■ OBJECTIVE:
Omit any picture, and return the remaining data exactly as written.

■ PROVIDED INFORMATION:
****************************************
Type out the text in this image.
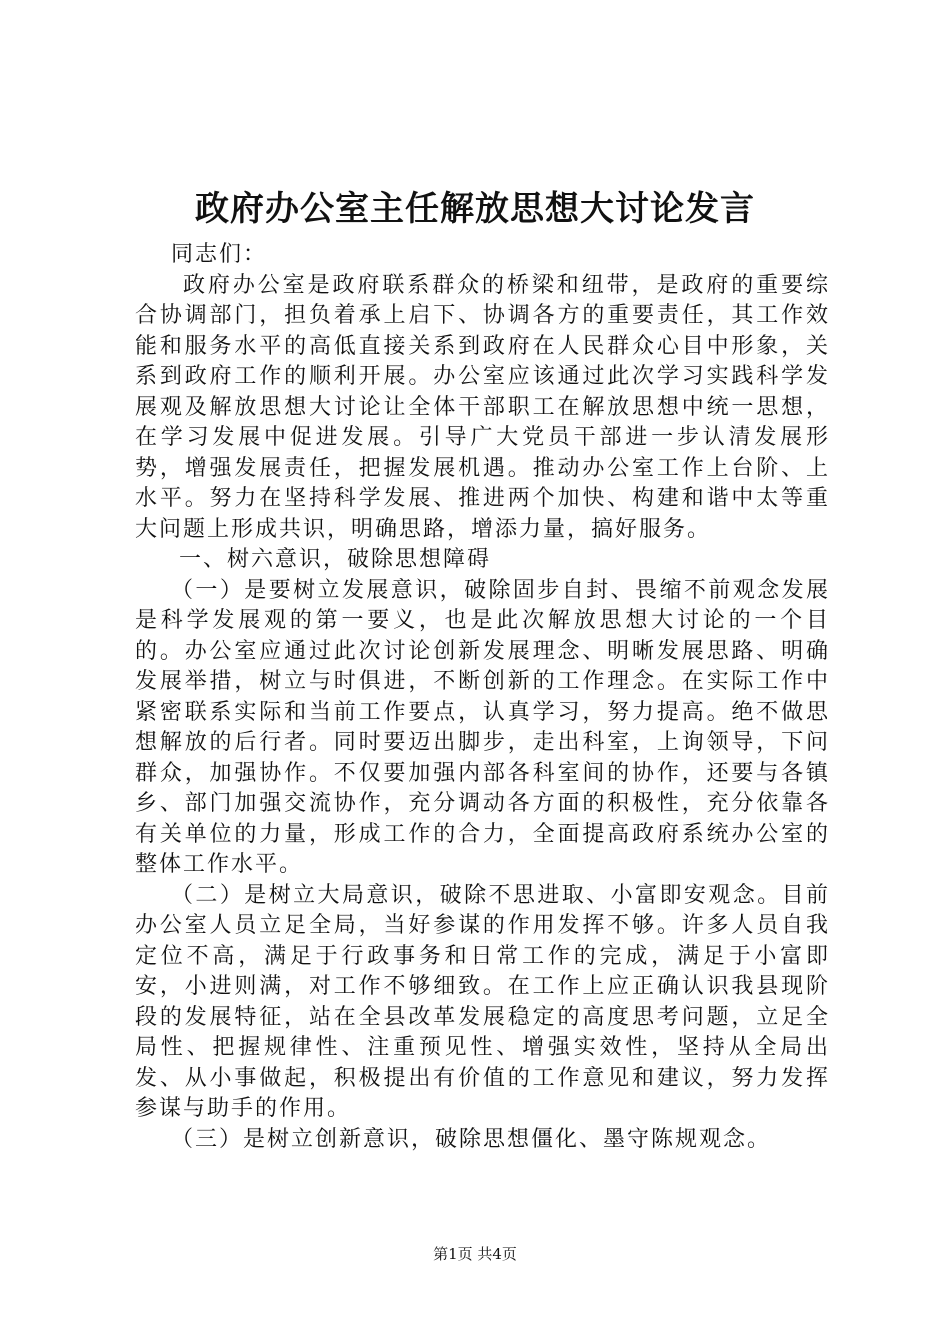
政府办公室主任解放思想大讨论发言

同志们：

政府办公室是政府联系群众的桥梁和纽带，是政府的重要综合协调部门，担负着承上启下、协调各方的重要责任，其工作效能和服务水平的高低直接关系到政府在人民群众心目中形象，关系到政府工作的顺利开展。办公室应该通过此次学习实践科学发展观及解放思想大讨论让全体干部职工在解放思想中统一思想，在学习发展中促进发展。引导广大党员干部进一步认清发展形势，增强发展责任，把握发展机遇。推动办公室工作上台阶、上水平。努力在坚持科学发展、推进两个加快、构建和谐中太等重大问题上形成共识，明确思路，增添力量，搞好服务。

一、树六意识，破除思想障碍

（一）是要树立发展意识，破除固步自封、畏缩不前观念发展是科学发展观的第一要义，也是此次解放思想大讨论的一个目的。办公室应通过此次讨论创新发展理念、明晰发展思路、明确发展举措，树立与时俱进，不断创新的工作理念。在实际工作中紧密联系实际和当前工作要点，认真学习，努力提高。绝不做思想解放的后行者。同时要迈出脚步，走出科室，上询领导，下问群众，加强协作。不仅要加强内部各科室间的协作，还要与各镇乡、部门加强交流协作，充分调动各方面的积极性，充分依靠各有关单位的力量，形成工作的合力，全面提高政府系统办公室的整体工作水平。

（二）是树立大局意识，破除不思进取、小富即安观念。目前办公室人员立足全局，当好参谋的作用发挥不够。许多人员自我定位不高，满足于行政事务和日常工作的完成，满足于小富即安，小进则满，对工作不够细致。在工作上应正确认识我县现阶段的发展特征，站在全县改革发展稳定的高度思考问题，立足全局性、把握规律性、注重预见性、增强实效性，坚持从全局出发、从小事做起，积极提出有价值的工作意见和建议，努力发挥参谋与助手的作用。

（三）是树立创新意识，破除思想僵化、墨守陈规观念。

第1页 共4页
****************************************
■ THE REPLY:
Type out the text in this image.
政府办公室主任解放思想大讨论发言

同志们：

政府办公室是政府联系群众的桥梁和纽带，是政府的重要综合协调部门，担负着承上启下、协调各方的重要责任，其工作效能和服务水平的高低直接关系到政府在人民群众心目中形象，关系到政府工作的顺利开展。办公室应该通过此次学习实践科学发展观及解放思想大讨论让全体干部职工在解放思想中统一思想，在学习发展中促进发展。引导广大党员干部进一步认清发展形势，增强发展责任，把握发展机遇。推动办公室工作上台阶、上水平。努力在坚持科学发展、推进两个加快、构建和谐中太等重大问题上形成共识，明确思路，增添力量，搞好服务。

一、树六意识，破除思想障碍

（一）是要树立发展意识，破除固步自封、畏缩不前观念发展是科学发展观的第一要义，也是此次解放思想大讨论的一个目的。办公室应通过此次讨论创新发展理念、明晰发展思路、明确发展举措，树立与时俱进，不断创新的工作理念。在实际工作中紧密联系实际和当前工作要点，认真学习，努力提高。绝不做思想解放的后行者。同时要迈出脚步，走出科室，上询领导，下问群众，加强协作。不仅要加强内部各科室间的协作，还要与各镇乡、部门加强交流协作，充分调动各方面的积极性，充分依靠各有关单位的力量，形成工作的合力，全面提高政府系统办公室的整体工作水平。

（二）是树立大局意识，破除不思进取、小富即安观念。目前办公室人员立足全局，当好参谋的作用发挥不够。许多人员自我定位不高，满足于行政事务和日常工作的完成，满足于小富即安，小进则满，对工作不够细致。在工作上应正确认识我县现阶段的发展特征，站在全县改革发展稳定的高度思考问题，立足全局性、把握规律性、注重预见性、增强实效性，坚持从全局出发、从小事做起，积极提出有价值的工作意见和建议，努力发挥参谋与助手的作用。

（三）是树立创新意识，破除思想僵化、墨守陈规观念。

第1页 共4页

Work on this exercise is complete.